TASK PROMPT:
Work out the number of lines containing "them". Give that number alone.
*** DATA PROVIDED
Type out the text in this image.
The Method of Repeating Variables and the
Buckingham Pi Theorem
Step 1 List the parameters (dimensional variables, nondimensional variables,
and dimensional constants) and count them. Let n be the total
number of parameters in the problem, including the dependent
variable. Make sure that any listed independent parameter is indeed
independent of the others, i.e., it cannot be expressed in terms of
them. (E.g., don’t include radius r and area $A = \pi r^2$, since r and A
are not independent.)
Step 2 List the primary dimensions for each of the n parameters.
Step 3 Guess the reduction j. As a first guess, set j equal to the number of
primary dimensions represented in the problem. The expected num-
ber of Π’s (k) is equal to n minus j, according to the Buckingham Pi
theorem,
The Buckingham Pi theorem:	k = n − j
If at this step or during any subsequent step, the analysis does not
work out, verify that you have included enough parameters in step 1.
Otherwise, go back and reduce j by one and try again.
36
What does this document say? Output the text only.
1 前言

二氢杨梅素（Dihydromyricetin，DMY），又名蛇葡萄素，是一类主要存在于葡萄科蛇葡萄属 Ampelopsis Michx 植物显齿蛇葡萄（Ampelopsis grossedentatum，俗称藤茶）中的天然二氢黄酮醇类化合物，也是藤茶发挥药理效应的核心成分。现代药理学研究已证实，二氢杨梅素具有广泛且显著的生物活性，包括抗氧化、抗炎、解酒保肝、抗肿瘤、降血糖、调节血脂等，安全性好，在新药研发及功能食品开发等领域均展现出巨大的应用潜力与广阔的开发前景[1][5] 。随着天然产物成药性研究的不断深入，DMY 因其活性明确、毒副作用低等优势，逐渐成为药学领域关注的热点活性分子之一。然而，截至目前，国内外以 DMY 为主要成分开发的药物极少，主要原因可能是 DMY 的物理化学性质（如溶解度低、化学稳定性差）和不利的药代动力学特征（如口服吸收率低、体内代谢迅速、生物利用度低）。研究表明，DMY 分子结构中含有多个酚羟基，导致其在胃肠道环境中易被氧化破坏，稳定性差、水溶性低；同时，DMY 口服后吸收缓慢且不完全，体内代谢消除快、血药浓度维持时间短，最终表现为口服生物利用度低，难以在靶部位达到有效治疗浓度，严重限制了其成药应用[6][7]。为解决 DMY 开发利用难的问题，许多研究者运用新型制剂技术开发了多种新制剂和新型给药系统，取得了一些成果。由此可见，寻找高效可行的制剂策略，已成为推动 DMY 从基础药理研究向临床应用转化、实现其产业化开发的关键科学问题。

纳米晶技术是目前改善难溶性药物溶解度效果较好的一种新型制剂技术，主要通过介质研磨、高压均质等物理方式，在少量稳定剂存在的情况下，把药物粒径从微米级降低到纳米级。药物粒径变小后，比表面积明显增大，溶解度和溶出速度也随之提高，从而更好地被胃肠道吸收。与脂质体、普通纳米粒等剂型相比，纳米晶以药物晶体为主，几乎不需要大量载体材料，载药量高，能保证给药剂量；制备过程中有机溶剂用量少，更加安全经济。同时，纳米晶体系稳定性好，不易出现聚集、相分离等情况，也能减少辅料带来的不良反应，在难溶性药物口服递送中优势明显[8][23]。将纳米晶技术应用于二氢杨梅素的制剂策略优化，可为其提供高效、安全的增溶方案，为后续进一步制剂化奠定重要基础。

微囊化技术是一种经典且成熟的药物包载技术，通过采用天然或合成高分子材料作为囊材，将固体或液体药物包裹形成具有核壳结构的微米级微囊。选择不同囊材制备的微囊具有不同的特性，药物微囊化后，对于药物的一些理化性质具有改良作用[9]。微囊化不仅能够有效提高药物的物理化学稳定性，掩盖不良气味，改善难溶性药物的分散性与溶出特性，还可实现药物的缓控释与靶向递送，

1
******
SOLUTION:
2